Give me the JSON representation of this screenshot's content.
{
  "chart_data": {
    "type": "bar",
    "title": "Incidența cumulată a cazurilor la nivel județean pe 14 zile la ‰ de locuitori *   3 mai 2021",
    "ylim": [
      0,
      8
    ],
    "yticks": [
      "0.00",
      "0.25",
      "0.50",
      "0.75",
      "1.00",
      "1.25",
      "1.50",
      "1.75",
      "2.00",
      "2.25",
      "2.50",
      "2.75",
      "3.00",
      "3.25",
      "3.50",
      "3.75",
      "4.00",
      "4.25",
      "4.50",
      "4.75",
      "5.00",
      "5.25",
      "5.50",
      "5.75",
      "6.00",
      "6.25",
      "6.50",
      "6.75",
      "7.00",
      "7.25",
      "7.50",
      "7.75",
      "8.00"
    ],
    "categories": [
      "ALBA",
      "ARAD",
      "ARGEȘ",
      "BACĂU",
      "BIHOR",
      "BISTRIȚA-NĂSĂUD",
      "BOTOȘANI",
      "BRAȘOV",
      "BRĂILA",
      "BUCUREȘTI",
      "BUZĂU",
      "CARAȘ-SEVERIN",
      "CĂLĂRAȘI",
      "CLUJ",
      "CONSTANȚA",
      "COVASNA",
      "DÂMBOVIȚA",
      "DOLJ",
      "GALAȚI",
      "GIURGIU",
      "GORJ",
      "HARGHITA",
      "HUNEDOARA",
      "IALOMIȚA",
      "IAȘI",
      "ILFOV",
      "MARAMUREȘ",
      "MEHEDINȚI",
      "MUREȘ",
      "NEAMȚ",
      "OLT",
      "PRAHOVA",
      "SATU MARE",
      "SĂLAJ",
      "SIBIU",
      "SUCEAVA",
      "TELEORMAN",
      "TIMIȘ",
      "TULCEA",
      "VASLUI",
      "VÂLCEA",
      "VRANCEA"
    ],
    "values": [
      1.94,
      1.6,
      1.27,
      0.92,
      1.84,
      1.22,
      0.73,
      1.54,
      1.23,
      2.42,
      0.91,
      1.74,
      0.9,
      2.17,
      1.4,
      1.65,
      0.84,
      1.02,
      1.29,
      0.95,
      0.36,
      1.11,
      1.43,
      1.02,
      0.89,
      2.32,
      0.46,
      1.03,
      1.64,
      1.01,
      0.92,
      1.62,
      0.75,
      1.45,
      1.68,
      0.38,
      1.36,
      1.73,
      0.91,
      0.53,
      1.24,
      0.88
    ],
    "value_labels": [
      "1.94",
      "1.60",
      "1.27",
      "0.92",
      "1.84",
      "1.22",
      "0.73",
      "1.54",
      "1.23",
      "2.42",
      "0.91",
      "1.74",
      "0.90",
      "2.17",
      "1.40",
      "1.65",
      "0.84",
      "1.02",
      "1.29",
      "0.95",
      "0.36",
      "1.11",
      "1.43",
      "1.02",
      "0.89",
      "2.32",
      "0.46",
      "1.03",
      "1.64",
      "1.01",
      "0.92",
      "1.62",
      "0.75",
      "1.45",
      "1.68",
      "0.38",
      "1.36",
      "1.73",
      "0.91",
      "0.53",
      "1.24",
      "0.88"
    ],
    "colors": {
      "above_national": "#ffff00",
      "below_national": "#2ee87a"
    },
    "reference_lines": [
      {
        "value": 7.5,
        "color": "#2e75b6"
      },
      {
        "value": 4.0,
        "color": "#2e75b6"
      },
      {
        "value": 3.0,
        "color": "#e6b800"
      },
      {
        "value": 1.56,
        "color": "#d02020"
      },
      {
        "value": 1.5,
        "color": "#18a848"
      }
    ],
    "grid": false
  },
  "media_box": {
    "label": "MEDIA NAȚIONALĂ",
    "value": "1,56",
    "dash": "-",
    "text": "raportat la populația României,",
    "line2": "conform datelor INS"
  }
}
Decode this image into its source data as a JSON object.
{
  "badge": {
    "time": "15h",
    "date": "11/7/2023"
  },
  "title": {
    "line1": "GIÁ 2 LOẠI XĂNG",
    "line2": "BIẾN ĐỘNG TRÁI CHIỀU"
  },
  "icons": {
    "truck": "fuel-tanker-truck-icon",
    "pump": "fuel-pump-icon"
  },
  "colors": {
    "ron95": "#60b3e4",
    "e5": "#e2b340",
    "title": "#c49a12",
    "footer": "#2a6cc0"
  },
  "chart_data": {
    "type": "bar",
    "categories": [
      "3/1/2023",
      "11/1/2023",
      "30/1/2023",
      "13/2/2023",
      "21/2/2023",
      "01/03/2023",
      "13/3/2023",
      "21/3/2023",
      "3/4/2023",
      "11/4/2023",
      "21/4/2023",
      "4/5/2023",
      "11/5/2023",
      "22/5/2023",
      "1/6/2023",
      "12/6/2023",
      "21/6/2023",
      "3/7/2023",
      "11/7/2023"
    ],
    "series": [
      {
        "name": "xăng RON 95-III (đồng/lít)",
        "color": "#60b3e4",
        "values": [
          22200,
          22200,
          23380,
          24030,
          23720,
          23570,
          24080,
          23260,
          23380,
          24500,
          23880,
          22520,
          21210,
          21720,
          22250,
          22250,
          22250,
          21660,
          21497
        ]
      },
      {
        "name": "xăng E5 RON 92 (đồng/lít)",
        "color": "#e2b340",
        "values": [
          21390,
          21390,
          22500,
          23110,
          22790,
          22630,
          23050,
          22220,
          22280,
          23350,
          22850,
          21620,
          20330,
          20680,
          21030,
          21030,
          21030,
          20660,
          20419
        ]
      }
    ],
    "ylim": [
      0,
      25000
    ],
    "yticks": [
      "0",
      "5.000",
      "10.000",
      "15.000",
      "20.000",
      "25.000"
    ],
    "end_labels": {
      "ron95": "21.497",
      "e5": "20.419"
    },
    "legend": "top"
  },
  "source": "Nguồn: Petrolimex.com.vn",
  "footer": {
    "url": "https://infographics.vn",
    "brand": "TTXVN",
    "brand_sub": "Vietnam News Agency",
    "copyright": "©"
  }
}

◆ ◆ ◆ ◆

Exercise objective: Show each line of the data that contains the string "JSON".

Solution for this problem:
Give me the JSON representation of this screenshot's content.
Decode this image into its source data as a JSON object.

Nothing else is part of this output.